## REQUIREMENTS
Every record must be written out once more, with nothing added or omitted.

## EXERCISE MATERIAL
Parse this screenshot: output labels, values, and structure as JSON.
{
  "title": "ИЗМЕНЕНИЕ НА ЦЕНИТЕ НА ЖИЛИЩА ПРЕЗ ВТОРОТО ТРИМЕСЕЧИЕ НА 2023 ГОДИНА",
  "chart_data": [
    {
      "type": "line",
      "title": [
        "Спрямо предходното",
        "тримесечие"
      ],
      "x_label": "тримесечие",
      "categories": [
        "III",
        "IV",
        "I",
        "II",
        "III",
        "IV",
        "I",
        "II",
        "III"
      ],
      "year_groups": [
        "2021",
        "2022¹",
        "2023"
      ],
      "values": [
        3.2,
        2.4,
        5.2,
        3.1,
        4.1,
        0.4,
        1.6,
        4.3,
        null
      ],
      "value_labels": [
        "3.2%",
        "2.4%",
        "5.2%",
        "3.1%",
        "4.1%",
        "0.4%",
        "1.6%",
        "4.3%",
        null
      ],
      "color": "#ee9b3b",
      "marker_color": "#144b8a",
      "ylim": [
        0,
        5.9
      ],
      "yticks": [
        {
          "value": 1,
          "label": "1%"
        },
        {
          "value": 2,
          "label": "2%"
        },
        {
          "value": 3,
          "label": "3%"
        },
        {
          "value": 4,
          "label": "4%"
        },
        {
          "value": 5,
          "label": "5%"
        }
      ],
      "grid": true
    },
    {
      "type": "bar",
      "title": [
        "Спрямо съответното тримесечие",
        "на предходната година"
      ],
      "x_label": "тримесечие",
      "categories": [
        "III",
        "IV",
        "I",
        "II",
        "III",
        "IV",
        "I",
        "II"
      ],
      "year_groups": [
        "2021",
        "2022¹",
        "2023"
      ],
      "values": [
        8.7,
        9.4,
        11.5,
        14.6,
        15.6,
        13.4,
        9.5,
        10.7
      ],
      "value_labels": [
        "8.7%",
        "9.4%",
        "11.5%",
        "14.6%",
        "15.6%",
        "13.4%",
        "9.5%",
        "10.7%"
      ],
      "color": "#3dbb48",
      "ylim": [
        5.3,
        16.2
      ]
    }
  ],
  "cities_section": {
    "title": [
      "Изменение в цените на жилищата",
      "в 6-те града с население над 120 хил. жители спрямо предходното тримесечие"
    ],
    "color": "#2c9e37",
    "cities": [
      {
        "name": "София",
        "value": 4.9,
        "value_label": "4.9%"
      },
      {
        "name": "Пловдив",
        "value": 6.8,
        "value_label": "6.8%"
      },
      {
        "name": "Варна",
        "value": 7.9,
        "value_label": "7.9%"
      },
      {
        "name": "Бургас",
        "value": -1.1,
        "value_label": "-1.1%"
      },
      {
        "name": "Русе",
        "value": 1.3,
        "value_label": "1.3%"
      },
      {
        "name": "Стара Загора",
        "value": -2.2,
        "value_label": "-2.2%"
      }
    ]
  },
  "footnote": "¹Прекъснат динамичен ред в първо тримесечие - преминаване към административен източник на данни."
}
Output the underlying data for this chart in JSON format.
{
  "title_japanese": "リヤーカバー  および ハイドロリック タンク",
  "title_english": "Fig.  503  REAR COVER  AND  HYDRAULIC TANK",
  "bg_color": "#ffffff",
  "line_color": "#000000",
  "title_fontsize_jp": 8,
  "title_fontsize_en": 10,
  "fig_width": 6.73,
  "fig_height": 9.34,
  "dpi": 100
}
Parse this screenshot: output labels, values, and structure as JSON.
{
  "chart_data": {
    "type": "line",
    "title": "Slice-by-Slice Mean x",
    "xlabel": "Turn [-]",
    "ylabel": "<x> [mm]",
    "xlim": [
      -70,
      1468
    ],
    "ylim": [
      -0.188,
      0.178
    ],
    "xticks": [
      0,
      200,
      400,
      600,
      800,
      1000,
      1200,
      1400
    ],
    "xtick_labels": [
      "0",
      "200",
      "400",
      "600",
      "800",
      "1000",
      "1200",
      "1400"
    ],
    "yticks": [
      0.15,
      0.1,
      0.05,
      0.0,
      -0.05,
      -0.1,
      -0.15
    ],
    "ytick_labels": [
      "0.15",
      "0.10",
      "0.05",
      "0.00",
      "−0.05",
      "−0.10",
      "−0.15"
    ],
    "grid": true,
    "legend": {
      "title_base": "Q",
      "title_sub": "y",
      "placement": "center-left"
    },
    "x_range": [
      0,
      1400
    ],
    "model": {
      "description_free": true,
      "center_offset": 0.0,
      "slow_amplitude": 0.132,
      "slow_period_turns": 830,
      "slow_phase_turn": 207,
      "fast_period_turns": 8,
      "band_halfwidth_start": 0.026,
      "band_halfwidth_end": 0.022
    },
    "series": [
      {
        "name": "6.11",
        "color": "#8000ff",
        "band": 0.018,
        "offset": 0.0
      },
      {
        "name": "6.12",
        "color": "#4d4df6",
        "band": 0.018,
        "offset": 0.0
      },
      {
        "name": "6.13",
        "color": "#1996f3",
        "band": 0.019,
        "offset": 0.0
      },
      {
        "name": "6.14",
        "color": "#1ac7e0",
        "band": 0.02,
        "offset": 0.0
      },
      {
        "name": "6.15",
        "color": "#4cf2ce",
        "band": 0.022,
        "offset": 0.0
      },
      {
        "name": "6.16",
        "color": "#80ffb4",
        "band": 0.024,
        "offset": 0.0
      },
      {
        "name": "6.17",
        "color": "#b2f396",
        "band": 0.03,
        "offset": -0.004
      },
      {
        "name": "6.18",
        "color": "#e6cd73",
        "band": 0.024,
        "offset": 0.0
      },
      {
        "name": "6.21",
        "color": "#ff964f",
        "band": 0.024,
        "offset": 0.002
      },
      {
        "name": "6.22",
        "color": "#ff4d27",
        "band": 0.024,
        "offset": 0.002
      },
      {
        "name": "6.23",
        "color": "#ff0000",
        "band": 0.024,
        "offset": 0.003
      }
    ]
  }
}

## REPLY TO THE EXERCISE
Parse this screenshot: output labels, values, and structure as JSON.
{
  "title": "ИЗМЕНЕНИЕ НА ЦЕНИТЕ НА ЖИЛИЩА ПРЕЗ ВТОРОТО ТРИМЕСЕЧИЕ НА 2023 ГОДИНА",
  "chart_data": [
    {
      "type": "line",
      "title": [
        "Спрямо предходното",
        "тримесечие"
      ],
      "x_label": "тримесечие",
      "categories": [
        "III",
        "IV",
        "I",
        "II",
        "III",
        "IV",
        "I",
        "II",
        "III"
      ],
      "year_groups": [
        "2021",
        "2022¹",
        "2023"
      ],
      "values": [
        3.2,
        2.4,
        5.2,
        3.1,
        4.1,
        0.4,
        1.6,
        4.3,
        null
      ],
      "value_labels": [
        "3.2%",
        "2.4%",
        "5.2%",
        "3.1%",
        "4.1%",
        "0.4%",
        "1.6%",
        "4.3%",
        null
      ],
      "color": "#ee9b3b",
      "marker_color": "#144b8a",
      "ylim": [
        0,
        5.9
      ],
      "yticks": [
        {
          "value": 1,
          "label": "1%"
        },
        {
          "value": 2,
          "label": "2%"
        },
        {
          "value": 3,
          "label": "3%"
        },
        {
          "value": 4,
          "label": "4%"
        },
        {
          "value": 5,
          "label": "5%"
        }
      ],
      "grid": true
    },
    {
      "type": "bar",
      "title": [
        "Спрямо съответното тримесечие",
        "на предходната година"
      ],
      "x_label": "тримесечие",
      "categories": [
        "III",
        "IV",
        "I",
        "II",
        "III",
        "IV",
        "I",
        "II"
      ],
      "year_groups": [
        "2021",
        "2022¹",
        "2023"
      ],
      "values": [
        8.7,
        9.4,
        11.5,
        14.6,
        15.6,
        13.4,
        9.5,
        10.7
      ],
      "value_labels": [
        "8.7%",
        "9.4%",
        "11.5%",
        "14.6%",
        "15.6%",
        "13.4%",
        "9.5%",
        "10.7%"
      ],
      "color": "#3dbb48",
      "ylim": [
        5.3,
        16.2
      ]
    }
  ],
  "cities_section": {
    "title": [
      "Изменение в цените на жилищата",
      "в 6-те града с население над 120 хил. жители спрямо предходното тримесечие"
    ],
    "color": "#2c9e37",
    "cities": [
      {
        "name": "София",
        "value": 4.9,
        "value_label": "4.9%"
      },
      {
        "name": "Пловдив",
        "value": 6.8,
        "value_label": "6.8%"
      },
      {
        "name": "Варна",
        "value": 7.9,
        "value_label": "7.9%"
      },
      {
        "name": "Бургас",
        "value": -1.1,
        "value_label": "-1.1%"
      },
      {
        "name": "Русе",
        "value": 1.3,
        "value_label": "1.3%"
      },
      {
        "name": "Стара Загора",
        "value": -2.2,
        "value_label": "-2.2%"
      }
    ]
  },
  "footnote": "¹Прекъснат динамичен ред в първо тримесечие - преминаване към административен източник на данни."
}
Output the underlying data for this chart in JSON format.
{
  "title_japanese": "リヤーカバー  および ハイドロリック タンク",
  "title_english": "Fig.  503  REAR COVER  AND  HYDRAULIC TANK",
  "bg_color": "#ffffff",
  "line_color": "#000000",
  "title_fontsize_jp": 8,
  "title_fontsize_en": 10,
  "fig_width": 6.73,
  "fig_height": 9.34,
  "dpi": 100
}
Parse this screenshot: output labels, values, and structure as JSON.
{
  "chart_data": {
    "type": "line",
    "title": "Slice-by-Slice Mean x",
    "xlabel": "Turn [-]",
    "ylabel": "<x> [mm]",
    "xlim": [
      -70,
      1468
    ],
    "ylim": [
      -0.188,
      0.178
    ],
    "xticks": [
      0,
      200,
      400,
      600,
      800,
      1000,
      1200,
      1400
    ],
    "xtick_labels": [
      "0",
      "200",
      "400",
      "600",
      "800",
      "1000",
      "1200",
      "1400"
    ],
    "yticks": [
      0.15,
      0.1,
      0.05,
      0.0,
      -0.05,
      -0.1,
      -0.15
    ],
    "ytick_labels": [
      "0.15",
      "0.10",
      "0.05",
      "0.00",
      "−0.05",
      "−0.10",
      "−0.15"
    ],
    "grid": true,
    "legend": {
      "title_base": "Q",
      "title_sub": "y",
      "placement": "center-left"
    },
    "x_range": [
      0,
      1400
    ],
    "model": {
      "description_free": true,
      "center_offset": 0.0,
      "slow_amplitude": 0.132,
      "slow_period_turns": 830,
      "slow_phase_turn": 207,
      "fast_period_turns": 8,
      "band_halfwidth_start": 0.026,
      "band_halfwidth_end": 0.022
    },
    "series": [
      {
        "name": "6.11",
        "color": "#8000ff",
        "band": 0.018,
        "offset": 0.0
      },
      {
        "name": "6.12",
        "color": "#4d4df6",
        "band": 0.018,
        "offset": 0.0
      },
      {
        "name": "6.13",
        "color": "#1996f3",
        "band": 0.019,
        "offset": 0.0
      },
      {
        "name": "6.14",
        "color": "#1ac7e0",
        "band": 0.02,
        "offset": 0.0
      },
      {
        "name": "6.15",
        "color": "#4cf2ce",
        "band": 0.022,
        "offset": 0.0
      },
      {
        "name": "6.16",
        "color": "#80ffb4",
        "band": 0.024,
        "offset": 0.0
      },
      {
        "name": "6.17",
        "color": "#b2f396",
        "band": 0.03,
        "offset": -0.004
      },
      {
        "name": "6.18",
        "color": "#e6cd73",
        "band": 0.024,
        "offset": 0.0
      },
      {
        "name": "6.21",
        "color": "#ff964f",
        "band": 0.024,
        "offset": 0.002
      },
      {
        "name": "6.22",
        "color": "#ff4d27",
        "band": 0.024,
        "offset": 0.002
      },
      {
        "name": "6.23",
        "color": "#ff0000",
        "band": 0.024,
        "offset": 0.003
      }
    ]
  }
}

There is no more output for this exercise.